## SET TASK
Put every line of the records below into a Markdown table with the columns "Row" and "Line". Number each row and skip blank lines, and leave the pictures out of the table.

☆ ☆ ☆ ☆ ☆

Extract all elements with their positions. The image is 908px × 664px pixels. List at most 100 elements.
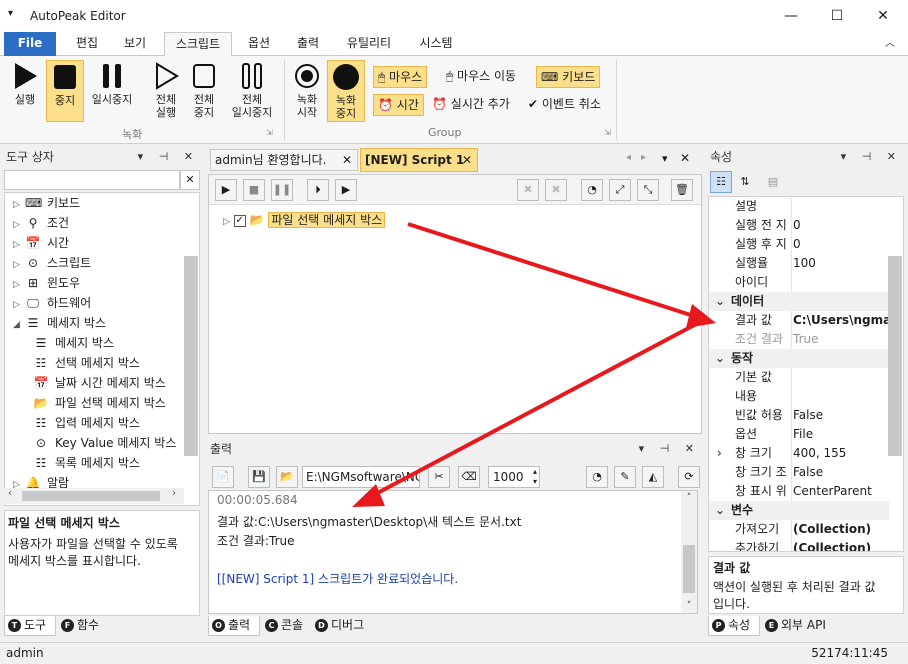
category-collapse-icon[interactable]: ⌄	[709, 292, 731, 311]
toolbox-scrollbar-thumb[interactable]	[184, 256, 198, 456]
output-open-icon[interactable]: 📂	[276, 466, 298, 488]
property-row[interactable]: 실행 후 지 0	[709, 235, 889, 254]
property-row[interactable]: 기본 값	[709, 368, 889, 387]
toolbox-item[interactable]: ▷ ⊙ 스크립트	[13, 253, 91, 273]
run-all-button[interactable]: 전체 실행	[148, 60, 184, 122]
toolbox-item[interactable]: ☷ 입력 메세지 박스	[33, 413, 140, 433]
collapse-ribbon-icon[interactable]: ︿	[880, 32, 900, 56]
property-category[interactable]: ⌄ 데이터	[709, 292, 889, 311]
toolbox-item[interactable]: ◢ ☰ 메세지 박스	[13, 313, 106, 333]
stepper-arrows-icon[interactable]: ▴ ▾	[533, 467, 537, 487]
tab-output-panel[interactable]: O 출력	[208, 616, 260, 636]
app-menu-icon[interactable]: ▾	[8, 8, 13, 19]
property-value[interactable]: 100	[793, 254, 889, 273]
keyboard-toggle[interactable]: ⌨ 키보드	[536, 66, 601, 88]
expander-icon[interactable]: ◢	[13, 315, 25, 335]
property-value[interactable]: File	[793, 425, 889, 444]
script-pause-button[interactable]: ❚❚	[271, 179, 293, 201]
script-stop-button[interactable]: ■	[243, 179, 265, 201]
tab-script[interactable]: 스크립트	[164, 32, 232, 57]
refresh-icon[interactable]: ⟳	[678, 466, 700, 488]
toolbox-item[interactable]: ▷ 📅 시간	[13, 233, 69, 253]
run-button[interactable]: 실행	[6, 60, 44, 122]
paint-brush-icon[interactable]: ✎	[614, 466, 636, 488]
search-clear-button[interactable]: ✕	[180, 170, 200, 190]
tab-output[interactable]: 출력	[287, 32, 329, 56]
toolbox-item[interactable]: 📅 날짜 시간 메세지 박스	[33, 373, 166, 393]
collapse-all-icon[interactable]: ⤡	[637, 179, 659, 201]
output-path-field[interactable]: E:\NGMsoftware\NG	[302, 466, 420, 488]
property-category[interactable]: ⌄ 동작	[709, 349, 889, 368]
property-row[interactable]: 조건 결과 True	[709, 330, 889, 349]
toolbox-item[interactable]: ☰ 메세지 박스	[33, 333, 114, 353]
property-row[interactable]: 설명	[709, 197, 889, 216]
mouse-move-toggle[interactable]: 🖱 마우스 이동	[446, 66, 516, 88]
output-new-icon[interactable]: 📄	[212, 466, 234, 488]
toolbox-hscrollbar[interactable]: ‹ ›	[4, 488, 184, 504]
tab-system[interactable]: 시스템	[410, 32, 462, 56]
category-collapse-icon[interactable]: ⌄	[709, 501, 731, 520]
expander-icon[interactable]: ▷	[13, 235, 25, 255]
time-toggle[interactable]: ⏰ 시간	[373, 94, 424, 116]
toolbox-item[interactable]: ☷ 목록 메세지 박스	[33, 453, 140, 473]
realtime-add-toggle[interactable]: ⏰ 실시간 추가	[432, 94, 510, 116]
property-row[interactable]: 옵션 File	[709, 425, 889, 444]
expander-icon[interactable]: ▷	[13, 255, 25, 275]
toolbox-item[interactable]: ⊙ Key Value 메세지 박스	[33, 433, 176, 453]
record-stop-button[interactable]: 녹화 중지	[327, 60, 365, 122]
toolbox-search-input[interactable]	[4, 170, 180, 190]
output-panel-controls[interactable]: ▾ ⊣ ✕	[639, 438, 700, 460]
property-value[interactable]: CenterParent	[793, 482, 889, 501]
tab-view[interactable]: 보기	[114, 32, 156, 56]
property-category[interactable]: ⌄ 변수	[709, 501, 889, 520]
paint-bucket-icon[interactable]: ◭	[642, 466, 664, 488]
property-row[interactable]: 실행율 100	[709, 254, 889, 273]
node-checkbox[interactable]: ✓	[233, 214, 246, 227]
property-value[interactable]: False	[793, 406, 889, 425]
eraser-icon[interactable]: ⌫	[458, 466, 480, 488]
record-start-button[interactable]: 녹화 시작	[290, 60, 324, 122]
welcome-tab-close-icon[interactable]: ✕	[342, 150, 352, 170]
toolbox-item[interactable]: ▷ 🖵 하드웨어	[13, 293, 91, 313]
property-value[interactable]: C:\Users\ngma	[793, 311, 889, 330]
property-row[interactable]: 실행 전 지 0	[709, 216, 889, 235]
tab-list-icon[interactable]: ▾	[662, 152, 668, 165]
properties-panel-controls[interactable]: ▾ ⊣ ✕	[841, 146, 902, 168]
property-value[interactable]: True	[793, 330, 889, 349]
property-value[interactable]: 400, 155	[793, 444, 889, 463]
categorized-icon[interactable]: ☷	[710, 171, 732, 193]
tab-debug[interactable]: D 디버그	[312, 616, 376, 636]
expander-icon[interactable]: ▷	[13, 295, 25, 315]
tab-file[interactable]: File	[4, 32, 56, 56]
trash-icon[interactable]: 🗑	[671, 179, 693, 201]
script-timer-button[interactable]: ◔	[581, 179, 603, 201]
tab-console[interactable]: C 콘솔	[262, 616, 314, 636]
property-value[interactable]: 0	[793, 216, 889, 235]
toolbox-item[interactable]: ▷ ⚲ 조건	[13, 213, 69, 233]
script-delete-disabled-1[interactable]: ✖	[517, 179, 539, 201]
stop-button[interactable]: 중지	[46, 60, 84, 122]
property-row[interactable]: 추가하기 (Collection)	[709, 539, 889, 551]
property-row[interactable]: 아이디	[709, 273, 889, 292]
maximize-button[interactable]: ☐	[814, 0, 860, 32]
group-launcher-icon[interactable]: ⇲	[266, 128, 273, 137]
tab-functions[interactable]: F 함수	[58, 616, 110, 636]
expand-all-icon[interactable]: ⤢	[609, 179, 631, 201]
tab-edit[interactable]: 편집	[66, 32, 108, 56]
tab-nav-arrows[interactable]: ◂▸	[626, 152, 656, 163]
stop-all-button[interactable]: 전체 중지	[186, 60, 222, 122]
event-cancel-toggle[interactable]: ✔ 이벤트 취소	[528, 94, 601, 116]
pause-all-button[interactable]: 전체 일시중지	[224, 60, 280, 122]
alphabetical-icon[interactable]: ⇅	[734, 171, 756, 193]
close-button[interactable]: ✕	[860, 0, 906, 32]
script-step-button[interactable]: ⏵	[307, 179, 329, 201]
property-row[interactable]: 내용	[709, 387, 889, 406]
property-row[interactable]: 가져오기 (Collection)	[709, 520, 889, 539]
brush-clean-icon[interactable]: ✂	[428, 466, 450, 488]
property-value[interactable]: (Collection)	[793, 520, 889, 539]
script-node[interactable]: ▷ ✓ 📂 파일 선택 메세지 박스	[223, 211, 386, 231]
toolbox-item[interactable]: ▷ ⊞ 윈도우	[13, 273, 80, 293]
output-scrollbar[interactable]: ˄ ˅	[681, 491, 697, 613]
expander-icon[interactable]: ▷	[13, 215, 25, 235]
property-expand-icon[interactable]: ›	[717, 444, 722, 463]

☆ ☆ ☆ ☆ ☆

## TASK RESULT
| Row | Line |
|---|---|
| 1 | Extract all elements with their positions. The image is 908px × 664px pixels. List at most 100 elements. |
| 2 | category-collapse-icon[interactable]: ⌄	[709, 292, 731, 311] |
| 3 | toolbox-scrollbar-thumb[interactable]	[184, 256, 198, 456] |
| 4 | output-open-icon[interactable]: 📂	[276, 466, 298, 488] |
| 5 | property-row[interactable]: 실행 후 지 0	[709, 235, 889, 254] |
| 6 | property-row[interactable]: 기본 값	[709, 368, 889, 387] |
| 7 | toolbox-item[interactable]: ▷ ⊙ 스크립트	[13, 253, 91, 273] |
| 8 | run-all-button[interactable]: 전체 실행	[148, 60, 184, 122] |
| 9 | toolbox-item[interactable]: ☷ 입력 메세지 박스	[33, 413, 140, 433] |
| 10 | collapse-ribbon-icon[interactable]: ︿	[880, 32, 900, 56] |
| 11 | property-category[interactable]: ⌄ 데이터	[709, 292, 889, 311] |
| 12 | toolbox-item[interactable]: ◢ ☰ 메세지 박스	[13, 313, 106, 333] |
| 13 | stepper-arrows-icon[interactable]: ▴ ▾	[533, 467, 537, 487] |
| 14 | tab-output-panel[interactable]: O 출력	[208, 616, 260, 636] |
| 15 | app-menu-icon[interactable]: ▾	[8, 8, 13, 19] |
| 16 | property-value[interactable]: 100	[793, 254, 889, 273] |
| 17 | keyboard-toggle[interactable]: ⌨ 키보드	[536, 66, 601, 88] |
| 18 | expander-icon[interactable]: ◢	[13, 315, 25, 335] |
| 19 | property-value[interactable]: File	[793, 425, 889, 444] |
| 20 | script-pause-button[interactable]: ❚❚	[271, 179, 293, 201] |
| 21 | script-stop-button[interactable]: ■	[243, 179, 265, 201] |
| 22 | tab-script[interactable]: 스크립트	[164, 32, 232, 57] |
| 23 | refresh-icon[interactable]: ⟳	[678, 466, 700, 488] |
| 24 | toolbox-item[interactable]: ▷ 📅 시간	[13, 233, 69, 253] |
| 25 | run-button[interactable]: 실행	[6, 60, 44, 122] |
| 26 | paint-brush-icon[interactable]: ✎	[614, 466, 636, 488] |
| 27 | search-clear-button[interactable]: ✕	[180, 170, 200, 190] |
| 28 | tab-output[interactable]: 출력	[287, 32, 329, 56] |
| 29 | toolbox-item[interactable]: 📅 날짜 시간 메세지 박스	[33, 373, 166, 393] |
| 30 | collapse-all-icon[interactable]: ⤡	[637, 179, 659, 201] |
| 31 | output-path-field[interactable]: E:\NGMsoftware\NG	[302, 466, 420, 488] |
| 32 | property-category[interactable]: ⌄ 동작	[709, 349, 889, 368] |
| 33 | property-row[interactable]: 조건 결과 True	[709, 330, 889, 349] |
| 34 | toolbox-item[interactable]: ☰ 메세지 박스	[33, 333, 114, 353] |
| 35 | property-row[interactable]: 설명	[709, 197, 889, 216] |
| 36 | mouse-move-toggle[interactable]: 🖱 마우스 이동	[446, 66, 516, 88] |
| 37 | output-new-icon[interactable]: 📄	[212, 466, 234, 488] |
| 38 | toolbox-hscrollbar[interactable]: ‹ ›	[4, 488, 184, 504] |
| 39 | tab-system[interactable]: 시스템	[410, 32, 462, 56] |
| 40 | category-collapse-icon[interactable]: ⌄	[709, 501, 731, 520] |
| 41 | expander-icon[interactable]: ▷	[13, 235, 25, 255] |
| 42 | time-toggle[interactable]: ⏰ 시간	[373, 94, 424, 116] |
| 43 | toolbox-item[interactable]: ☷ 목록 메세지 박스	[33, 453, 140, 473] |
| 44 | realtime-add-toggle[interactable]: ⏰ 실시간 추가	[432, 94, 510, 116] |
| 45 | property-row[interactable]: 옵션 File	[709, 425, 889, 444] |
| 46 | expander-icon[interactable]: ▷	[13, 255, 25, 275] |
| 47 | toolbox-item[interactable]: ⊙ Key Value 메세지 박스	[33, 433, 176, 453] |
| 48 | record-stop-button[interactable]: 녹화 중지	[327, 60, 365, 122] |
| 49 | toolbox-search-input[interactable]	[4, 170, 180, 190] |
| 50 | output-panel-controls[interactable]: ▾ ⊣ ✕	[639, 438, 700, 460] |
| 51 | property-value[interactable]: CenterParent	[793, 482, 889, 501] |
| 52 | tab-view[interactable]: 보기	[114, 32, 156, 56] |
| 53 | property-category[interactable]: ⌄ 변수	[709, 501, 889, 520] |
| 54 | paint-bucket-icon[interactable]: ◭	[642, 466, 664, 488] |
| 55 | property-row[interactable]: 실행율 100	[709, 254, 889, 273] |
| 56 | node-checkbox[interactable]: ✓	[233, 214, 246, 227] |
| 57 | property-value[interactable]: False	[793, 406, 889, 425] |
| 58 | eraser-icon[interactable]: ⌫	[458, 466, 480, 488] |
| 59 | record-start-button[interactable]: 녹화 시작	[290, 60, 324, 122] |
| 60 | welcome-tab-close-icon[interactable]: ✕	[342, 150, 352, 170] |
| 61 | toolbox-item[interactable]: ▷ 🖵 하드웨어	[13, 293, 91, 313] |
| 62 | property-value[interactable]: C:\Users\ngma	[793, 311, 889, 330] |
| 63 | property-row[interactable]: 실행 전 지 0	[709, 216, 889, 235] |
| 64 | tab-list-icon[interactable]: ▾	[662, 152, 668, 165] |
| 65 | properties-panel-controls[interactable]: ▾ ⊣ ✕	[841, 146, 902, 168] |
| 66 | property-value[interactable]: True	[793, 330, 889, 349] |
| 67 | property-value[interactable]: 400, 155	[793, 444, 889, 463] |
| 68 | categorized-icon[interactable]: ☷	[710, 171, 732, 193] |
| 69 | tab-debug[interactable]: D 디버그	[312, 616, 376, 636] |
| 70 | expander-icon[interactable]: ▷	[13, 295, 25, 315] |
| 71 | tab-file[interactable]: File	[4, 32, 56, 56] |
| 72 | trash-icon[interactable]: 🗑	[671, 179, 693, 201] |
| 73 | script-timer-button[interactable]: ◔	[581, 179, 603, 201] |
| 74 | tab-console[interactable]: C 콘솔	[262, 616, 314, 636] |
| 75 | property-value[interactable]: 0	[793, 216, 889, 235] |
| 76 | toolbox-item[interactable]: ▷ ⚲ 조건	[13, 213, 69, 233] |
| 77 | script-delete-disabled-1[interactable]: ✖	[517, 179, 539, 201] |
| 78 | stop-button[interactable]: 중지	[46, 60, 84, 122] |
| 79 | property-row[interactable]: 추가하기 (Collection)	[709, 539, 889, 551] |
| 80 | property-row[interactable]: 아이디	[709, 273, 889, 292] |
| 81 | maximize-button[interactable]: ☐	[814, 0, 860, 32] |
| 82 | group-launcher-icon[interactable]: ⇲	[266, 128, 273, 137] |
| 83 | tab-functions[interactable]: F 함수	[58, 616, 110, 636] |
| 84 | expand-all-icon[interactable]: ⤢	[609, 179, 631, 201] |
| 85 | tab-edit[interactable]: 편집	[66, 32, 108, 56] |
| 86 | tab-nav-arrows[interactable]: ◂▸	[626, 152, 656, 163] |
| 87 | stop-all-button[interactable]: 전체 중지	[186, 60, 222, 122] |
| 88 | event-cancel-toggle[interactable]: ✔ 이벤트 취소	[528, 94, 601, 116] |
| 89 | pause-all-button[interactable]: 전체 일시중지	[224, 60, 280, 122] |
| 90 | alphabetical-icon[interactable]: ⇅	[734, 171, 756, 193] |
| 91 | close-button[interactable]: ✕	[860, 0, 906, 32] |
| 92 | script-step-button[interactable]: ⏵	[307, 179, 329, 201] |
| 93 | property-row[interactable]: 내용	[709, 387, 889, 406] |
| 94 | property-row[interactable]: 가져오기 (Collection)	[709, 520, 889, 539] |
| 95 | brush-clean-icon[interactable]: ✂	[428, 466, 450, 488] |
| 96 | property-value[interactable]: (Collection)	[793, 520, 889, 539] |
| 97 | script-node[interactable]: ▷ ✓ 📂 파일 선택 메세지 박스	[223, 211, 386, 231] |
| 98 | toolbox-item[interactable]: ▷ ⊞ 윈도우	[13, 273, 80, 293] |
| 99 | output-scrollbar[interactable]: ˄ ˅	[681, 491, 697, 613] |
| 100 | expander-icon[interactable]: ▷	[13, 215, 25, 235] |
| 101 | property-expand-icon[interactable]: ›	[717, 444, 722, 463] |